**Goal of the exercise**.
Go through the listing and write out all of it exactly.

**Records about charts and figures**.
▬▬▬
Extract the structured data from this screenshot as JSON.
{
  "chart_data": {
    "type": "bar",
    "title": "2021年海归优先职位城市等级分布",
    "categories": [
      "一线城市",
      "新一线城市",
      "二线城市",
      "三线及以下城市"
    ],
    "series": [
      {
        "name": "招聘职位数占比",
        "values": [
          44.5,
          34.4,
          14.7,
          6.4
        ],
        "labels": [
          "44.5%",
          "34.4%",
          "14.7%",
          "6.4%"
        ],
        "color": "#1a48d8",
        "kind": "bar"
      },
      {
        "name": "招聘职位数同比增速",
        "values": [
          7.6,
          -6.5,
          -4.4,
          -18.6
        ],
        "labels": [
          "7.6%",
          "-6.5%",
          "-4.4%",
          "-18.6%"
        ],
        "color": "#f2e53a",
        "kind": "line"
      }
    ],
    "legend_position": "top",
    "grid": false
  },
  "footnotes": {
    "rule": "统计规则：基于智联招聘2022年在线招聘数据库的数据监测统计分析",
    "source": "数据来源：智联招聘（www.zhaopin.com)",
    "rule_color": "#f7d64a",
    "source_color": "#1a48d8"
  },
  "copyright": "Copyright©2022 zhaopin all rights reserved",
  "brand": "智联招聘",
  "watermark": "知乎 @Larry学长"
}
▬▬▬
**Finished exercise**.
Extract the structured data from this screenshot as JSON.
{
  "chart_data": {
    "type": "bar",
    "title": "2021年海归优先职位城市等级分布",
    "categories": [
      "一线城市",
      "新一线城市",
      "二线城市",
      "三线及以下城市"
    ],
    "series": [
      {
        "name": "招聘职位数占比",
        "values": [
          44.5,
          34.4,
          14.7,
          6.4
        ],
        "labels": [
          "44.5%",
          "34.4%",
          "14.7%",
          "6.4%"
        ],
        "color": "#1a48d8",
        "kind": "bar"
      },
      {
        "name": "招聘职位数同比增速",
        "values": [
          7.6,
          -6.5,
          -4.4,
          -18.6
        ],
        "labels": [
          "7.6%",
          "-6.5%",
          "-4.4%",
          "-18.6%"
        ],
        "color": "#f2e53a",
        "kind": "line"
      }
    ],
    "legend_position": "top",
    "grid": false
  },
  "footnotes": {
    "rule": "统计规则：基于智联招聘2022年在线招聘数据库的数据监测统计分析",
    "source": "数据来源：智联招聘（www.zhaopin.com)",
    "rule_color": "#f7d64a",
    "source_color": "#1a48d8"
  },
  "copyright": "Copyright©2022 zhaopin all rights reserved",
  "brand": "智联招聘",
  "watermark": "知乎 @Larry学长"
}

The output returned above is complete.